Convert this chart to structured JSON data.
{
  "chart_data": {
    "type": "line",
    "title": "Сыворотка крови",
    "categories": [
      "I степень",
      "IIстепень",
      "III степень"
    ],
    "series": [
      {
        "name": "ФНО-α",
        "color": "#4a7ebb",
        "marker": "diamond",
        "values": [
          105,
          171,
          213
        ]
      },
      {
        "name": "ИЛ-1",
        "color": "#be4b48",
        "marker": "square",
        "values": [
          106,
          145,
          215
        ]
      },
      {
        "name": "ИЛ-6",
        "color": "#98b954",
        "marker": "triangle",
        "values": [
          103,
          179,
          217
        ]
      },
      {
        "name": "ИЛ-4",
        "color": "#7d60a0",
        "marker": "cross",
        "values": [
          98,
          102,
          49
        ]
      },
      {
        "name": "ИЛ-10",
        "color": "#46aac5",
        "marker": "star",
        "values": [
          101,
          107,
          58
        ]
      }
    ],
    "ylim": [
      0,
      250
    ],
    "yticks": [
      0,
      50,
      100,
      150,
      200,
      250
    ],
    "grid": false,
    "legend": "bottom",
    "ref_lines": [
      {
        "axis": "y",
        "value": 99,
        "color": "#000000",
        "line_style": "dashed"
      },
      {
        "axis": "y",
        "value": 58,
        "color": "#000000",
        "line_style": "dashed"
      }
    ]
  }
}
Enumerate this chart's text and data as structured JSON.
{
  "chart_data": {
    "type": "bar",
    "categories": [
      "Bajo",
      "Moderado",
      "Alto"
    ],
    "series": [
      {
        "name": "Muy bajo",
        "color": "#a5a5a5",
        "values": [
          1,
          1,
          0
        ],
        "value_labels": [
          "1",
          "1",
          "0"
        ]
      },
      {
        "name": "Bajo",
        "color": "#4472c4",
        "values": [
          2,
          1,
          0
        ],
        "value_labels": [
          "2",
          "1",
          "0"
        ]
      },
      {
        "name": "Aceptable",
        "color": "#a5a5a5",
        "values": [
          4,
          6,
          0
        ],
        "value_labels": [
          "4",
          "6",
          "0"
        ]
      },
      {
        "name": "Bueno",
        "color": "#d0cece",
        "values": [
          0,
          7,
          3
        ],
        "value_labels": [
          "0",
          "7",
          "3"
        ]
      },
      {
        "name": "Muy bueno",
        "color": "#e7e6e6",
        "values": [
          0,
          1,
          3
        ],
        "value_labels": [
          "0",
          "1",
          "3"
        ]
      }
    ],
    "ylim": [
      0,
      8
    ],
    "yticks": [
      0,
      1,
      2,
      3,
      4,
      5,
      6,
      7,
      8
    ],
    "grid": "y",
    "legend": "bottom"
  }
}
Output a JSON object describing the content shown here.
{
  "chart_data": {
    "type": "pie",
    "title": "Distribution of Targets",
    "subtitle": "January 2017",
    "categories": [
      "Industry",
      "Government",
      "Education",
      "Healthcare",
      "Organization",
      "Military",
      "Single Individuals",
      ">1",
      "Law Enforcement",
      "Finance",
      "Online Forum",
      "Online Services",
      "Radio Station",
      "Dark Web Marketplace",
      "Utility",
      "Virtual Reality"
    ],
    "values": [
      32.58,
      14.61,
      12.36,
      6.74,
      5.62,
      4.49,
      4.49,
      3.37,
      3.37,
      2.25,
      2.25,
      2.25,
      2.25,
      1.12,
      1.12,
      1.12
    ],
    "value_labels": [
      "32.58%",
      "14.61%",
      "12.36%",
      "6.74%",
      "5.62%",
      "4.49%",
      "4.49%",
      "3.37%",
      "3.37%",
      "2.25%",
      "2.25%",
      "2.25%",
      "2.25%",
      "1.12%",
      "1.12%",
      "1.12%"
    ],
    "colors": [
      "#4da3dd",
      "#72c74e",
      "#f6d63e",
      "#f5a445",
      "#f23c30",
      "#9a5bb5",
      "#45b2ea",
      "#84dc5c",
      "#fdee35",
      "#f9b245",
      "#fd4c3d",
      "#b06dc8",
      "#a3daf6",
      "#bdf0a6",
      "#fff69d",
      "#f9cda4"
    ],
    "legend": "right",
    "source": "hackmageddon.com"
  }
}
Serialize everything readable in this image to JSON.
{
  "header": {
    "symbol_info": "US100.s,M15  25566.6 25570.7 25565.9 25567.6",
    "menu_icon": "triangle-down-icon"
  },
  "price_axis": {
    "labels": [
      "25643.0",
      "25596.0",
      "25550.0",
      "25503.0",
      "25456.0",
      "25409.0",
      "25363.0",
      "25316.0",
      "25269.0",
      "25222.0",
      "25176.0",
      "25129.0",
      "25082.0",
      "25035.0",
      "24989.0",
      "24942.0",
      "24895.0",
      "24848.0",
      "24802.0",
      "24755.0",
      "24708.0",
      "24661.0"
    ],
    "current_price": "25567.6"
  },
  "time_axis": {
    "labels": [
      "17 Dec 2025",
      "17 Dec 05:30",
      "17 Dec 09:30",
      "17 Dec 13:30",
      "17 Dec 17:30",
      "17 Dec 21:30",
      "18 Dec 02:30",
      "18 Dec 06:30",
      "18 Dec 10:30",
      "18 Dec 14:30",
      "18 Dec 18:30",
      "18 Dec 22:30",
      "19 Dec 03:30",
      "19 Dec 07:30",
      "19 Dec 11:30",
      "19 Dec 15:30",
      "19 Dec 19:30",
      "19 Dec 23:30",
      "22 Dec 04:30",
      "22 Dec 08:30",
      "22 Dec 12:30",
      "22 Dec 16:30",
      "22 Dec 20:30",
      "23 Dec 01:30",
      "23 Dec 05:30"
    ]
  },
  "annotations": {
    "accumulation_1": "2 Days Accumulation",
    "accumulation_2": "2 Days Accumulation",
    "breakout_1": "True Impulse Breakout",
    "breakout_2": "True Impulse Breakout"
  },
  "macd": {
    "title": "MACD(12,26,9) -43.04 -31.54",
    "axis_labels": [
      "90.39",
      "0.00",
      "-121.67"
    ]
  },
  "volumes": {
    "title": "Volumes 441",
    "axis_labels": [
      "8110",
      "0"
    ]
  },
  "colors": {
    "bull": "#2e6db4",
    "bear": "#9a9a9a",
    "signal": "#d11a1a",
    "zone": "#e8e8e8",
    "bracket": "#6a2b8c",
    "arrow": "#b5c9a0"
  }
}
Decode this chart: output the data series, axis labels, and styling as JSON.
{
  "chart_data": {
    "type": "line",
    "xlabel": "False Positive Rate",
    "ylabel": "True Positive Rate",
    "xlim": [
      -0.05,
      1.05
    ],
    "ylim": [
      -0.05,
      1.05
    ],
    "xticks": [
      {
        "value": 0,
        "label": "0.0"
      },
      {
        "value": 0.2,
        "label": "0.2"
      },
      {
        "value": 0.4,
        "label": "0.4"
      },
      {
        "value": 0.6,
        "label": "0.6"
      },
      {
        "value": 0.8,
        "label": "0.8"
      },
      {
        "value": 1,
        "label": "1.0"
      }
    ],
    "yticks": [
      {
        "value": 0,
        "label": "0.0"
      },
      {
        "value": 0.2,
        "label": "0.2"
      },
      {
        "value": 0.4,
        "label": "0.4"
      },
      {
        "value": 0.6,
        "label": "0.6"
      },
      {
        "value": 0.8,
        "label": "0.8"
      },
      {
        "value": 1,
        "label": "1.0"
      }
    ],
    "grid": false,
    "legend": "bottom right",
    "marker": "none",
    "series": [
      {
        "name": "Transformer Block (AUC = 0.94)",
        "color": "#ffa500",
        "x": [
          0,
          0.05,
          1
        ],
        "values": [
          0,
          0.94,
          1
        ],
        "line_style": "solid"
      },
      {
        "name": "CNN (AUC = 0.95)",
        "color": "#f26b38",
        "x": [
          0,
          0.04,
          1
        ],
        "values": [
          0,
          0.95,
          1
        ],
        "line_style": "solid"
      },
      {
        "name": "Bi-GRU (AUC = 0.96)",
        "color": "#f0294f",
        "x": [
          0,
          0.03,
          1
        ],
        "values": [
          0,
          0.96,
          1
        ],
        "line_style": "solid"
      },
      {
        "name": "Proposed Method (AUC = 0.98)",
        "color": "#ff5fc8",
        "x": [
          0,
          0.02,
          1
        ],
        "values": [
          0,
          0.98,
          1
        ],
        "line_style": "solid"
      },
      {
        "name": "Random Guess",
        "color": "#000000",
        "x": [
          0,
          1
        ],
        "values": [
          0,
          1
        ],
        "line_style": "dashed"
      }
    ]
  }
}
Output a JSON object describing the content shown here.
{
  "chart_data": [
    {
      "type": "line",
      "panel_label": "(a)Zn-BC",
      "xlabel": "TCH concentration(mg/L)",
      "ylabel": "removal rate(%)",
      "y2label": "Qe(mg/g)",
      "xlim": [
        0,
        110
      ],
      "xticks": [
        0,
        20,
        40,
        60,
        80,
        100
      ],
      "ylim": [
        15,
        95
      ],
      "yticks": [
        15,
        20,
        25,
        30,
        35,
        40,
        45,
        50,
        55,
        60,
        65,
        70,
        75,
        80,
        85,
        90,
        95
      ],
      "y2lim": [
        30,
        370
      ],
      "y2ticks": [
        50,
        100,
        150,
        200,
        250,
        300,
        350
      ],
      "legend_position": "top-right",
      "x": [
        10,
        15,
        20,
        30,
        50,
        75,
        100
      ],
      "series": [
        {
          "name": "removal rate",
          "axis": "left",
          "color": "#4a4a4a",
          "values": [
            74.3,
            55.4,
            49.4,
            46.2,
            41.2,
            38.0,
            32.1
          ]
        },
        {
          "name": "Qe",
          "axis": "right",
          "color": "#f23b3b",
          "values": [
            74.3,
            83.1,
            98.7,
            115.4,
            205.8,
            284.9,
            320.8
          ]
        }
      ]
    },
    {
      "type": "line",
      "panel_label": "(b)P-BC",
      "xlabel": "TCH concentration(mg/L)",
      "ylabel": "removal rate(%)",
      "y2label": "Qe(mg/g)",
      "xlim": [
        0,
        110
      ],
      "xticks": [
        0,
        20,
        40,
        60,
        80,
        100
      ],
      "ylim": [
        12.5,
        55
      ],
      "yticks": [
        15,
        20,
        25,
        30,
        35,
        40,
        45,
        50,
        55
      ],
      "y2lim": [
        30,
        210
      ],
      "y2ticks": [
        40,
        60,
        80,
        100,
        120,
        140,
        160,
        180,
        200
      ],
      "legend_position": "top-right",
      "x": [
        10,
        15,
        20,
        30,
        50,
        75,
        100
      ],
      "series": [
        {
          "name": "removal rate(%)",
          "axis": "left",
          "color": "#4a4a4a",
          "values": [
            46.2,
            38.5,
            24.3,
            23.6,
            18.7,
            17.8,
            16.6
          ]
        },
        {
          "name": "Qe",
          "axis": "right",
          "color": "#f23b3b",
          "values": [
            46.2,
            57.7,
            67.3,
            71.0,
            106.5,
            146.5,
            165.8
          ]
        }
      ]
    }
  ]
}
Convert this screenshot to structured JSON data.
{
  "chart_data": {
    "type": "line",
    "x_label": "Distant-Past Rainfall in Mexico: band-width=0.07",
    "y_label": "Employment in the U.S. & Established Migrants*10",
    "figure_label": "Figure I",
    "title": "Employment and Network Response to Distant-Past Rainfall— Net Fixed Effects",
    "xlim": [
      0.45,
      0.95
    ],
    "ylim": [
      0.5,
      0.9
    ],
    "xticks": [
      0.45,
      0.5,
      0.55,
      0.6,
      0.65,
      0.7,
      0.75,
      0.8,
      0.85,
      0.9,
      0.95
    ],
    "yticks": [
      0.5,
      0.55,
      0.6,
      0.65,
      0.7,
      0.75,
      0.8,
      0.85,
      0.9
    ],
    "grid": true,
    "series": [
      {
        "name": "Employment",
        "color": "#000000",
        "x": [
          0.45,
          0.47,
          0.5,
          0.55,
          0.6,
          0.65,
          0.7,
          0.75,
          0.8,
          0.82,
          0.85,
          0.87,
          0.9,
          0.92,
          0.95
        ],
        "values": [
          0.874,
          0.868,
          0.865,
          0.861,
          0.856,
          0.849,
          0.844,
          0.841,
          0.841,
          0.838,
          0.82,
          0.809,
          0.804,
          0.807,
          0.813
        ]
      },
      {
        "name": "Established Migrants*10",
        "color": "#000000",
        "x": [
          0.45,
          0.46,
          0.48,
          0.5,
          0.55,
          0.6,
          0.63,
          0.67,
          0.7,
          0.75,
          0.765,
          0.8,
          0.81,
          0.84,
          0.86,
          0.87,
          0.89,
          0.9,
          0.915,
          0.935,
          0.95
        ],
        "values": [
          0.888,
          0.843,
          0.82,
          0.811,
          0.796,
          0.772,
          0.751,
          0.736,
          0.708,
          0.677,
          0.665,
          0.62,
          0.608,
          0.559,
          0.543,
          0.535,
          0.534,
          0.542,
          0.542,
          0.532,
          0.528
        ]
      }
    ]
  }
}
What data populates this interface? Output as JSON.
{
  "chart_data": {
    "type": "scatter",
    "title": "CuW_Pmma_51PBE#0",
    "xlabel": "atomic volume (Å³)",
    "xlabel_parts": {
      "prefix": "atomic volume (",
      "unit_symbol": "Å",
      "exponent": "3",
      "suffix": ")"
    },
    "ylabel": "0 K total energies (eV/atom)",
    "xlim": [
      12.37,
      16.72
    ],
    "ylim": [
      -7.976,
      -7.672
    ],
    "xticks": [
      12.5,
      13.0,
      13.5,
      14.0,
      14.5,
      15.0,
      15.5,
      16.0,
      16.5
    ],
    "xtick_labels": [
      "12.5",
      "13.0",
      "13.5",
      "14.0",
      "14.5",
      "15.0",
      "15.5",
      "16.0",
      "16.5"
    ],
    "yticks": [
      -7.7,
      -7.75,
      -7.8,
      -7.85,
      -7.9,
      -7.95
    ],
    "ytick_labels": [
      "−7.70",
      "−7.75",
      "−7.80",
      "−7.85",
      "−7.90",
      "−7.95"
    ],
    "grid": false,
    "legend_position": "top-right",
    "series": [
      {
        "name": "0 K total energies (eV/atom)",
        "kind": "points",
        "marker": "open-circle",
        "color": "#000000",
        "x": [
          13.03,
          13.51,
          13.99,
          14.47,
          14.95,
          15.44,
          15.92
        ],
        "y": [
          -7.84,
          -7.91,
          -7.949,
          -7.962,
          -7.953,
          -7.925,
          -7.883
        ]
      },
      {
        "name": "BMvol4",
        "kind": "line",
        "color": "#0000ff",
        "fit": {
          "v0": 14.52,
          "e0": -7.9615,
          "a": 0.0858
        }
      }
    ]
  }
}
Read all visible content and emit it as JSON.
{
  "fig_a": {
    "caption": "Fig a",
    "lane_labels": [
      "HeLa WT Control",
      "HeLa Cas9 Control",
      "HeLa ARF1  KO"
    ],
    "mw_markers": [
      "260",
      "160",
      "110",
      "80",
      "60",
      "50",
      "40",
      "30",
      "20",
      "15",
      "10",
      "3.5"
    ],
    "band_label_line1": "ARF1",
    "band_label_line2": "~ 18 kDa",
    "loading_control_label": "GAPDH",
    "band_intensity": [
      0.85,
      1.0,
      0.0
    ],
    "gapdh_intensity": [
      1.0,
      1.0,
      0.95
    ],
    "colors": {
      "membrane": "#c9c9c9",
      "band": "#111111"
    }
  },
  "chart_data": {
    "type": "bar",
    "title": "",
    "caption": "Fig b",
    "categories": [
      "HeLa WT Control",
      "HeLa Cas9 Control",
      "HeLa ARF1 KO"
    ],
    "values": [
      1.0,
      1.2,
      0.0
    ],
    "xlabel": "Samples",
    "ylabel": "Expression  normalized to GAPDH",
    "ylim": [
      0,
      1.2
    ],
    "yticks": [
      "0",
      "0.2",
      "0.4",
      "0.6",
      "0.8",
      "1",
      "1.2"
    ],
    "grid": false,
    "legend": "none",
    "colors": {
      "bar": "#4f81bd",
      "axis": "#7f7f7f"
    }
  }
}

--------------------

> _Problem to work on_:
All lines of the data above that include the word "ylabel" must be shown.

> _Result of the exercise_:
    "ylabel": "True Positive Rate",
      "ylabel": "removal rate(%)",
      "ylabel": "removal rate(%)",
    "ylabel": "0 K total energies (eV/atom)",
    "ylabel": "Expression  normalized to GAPDH",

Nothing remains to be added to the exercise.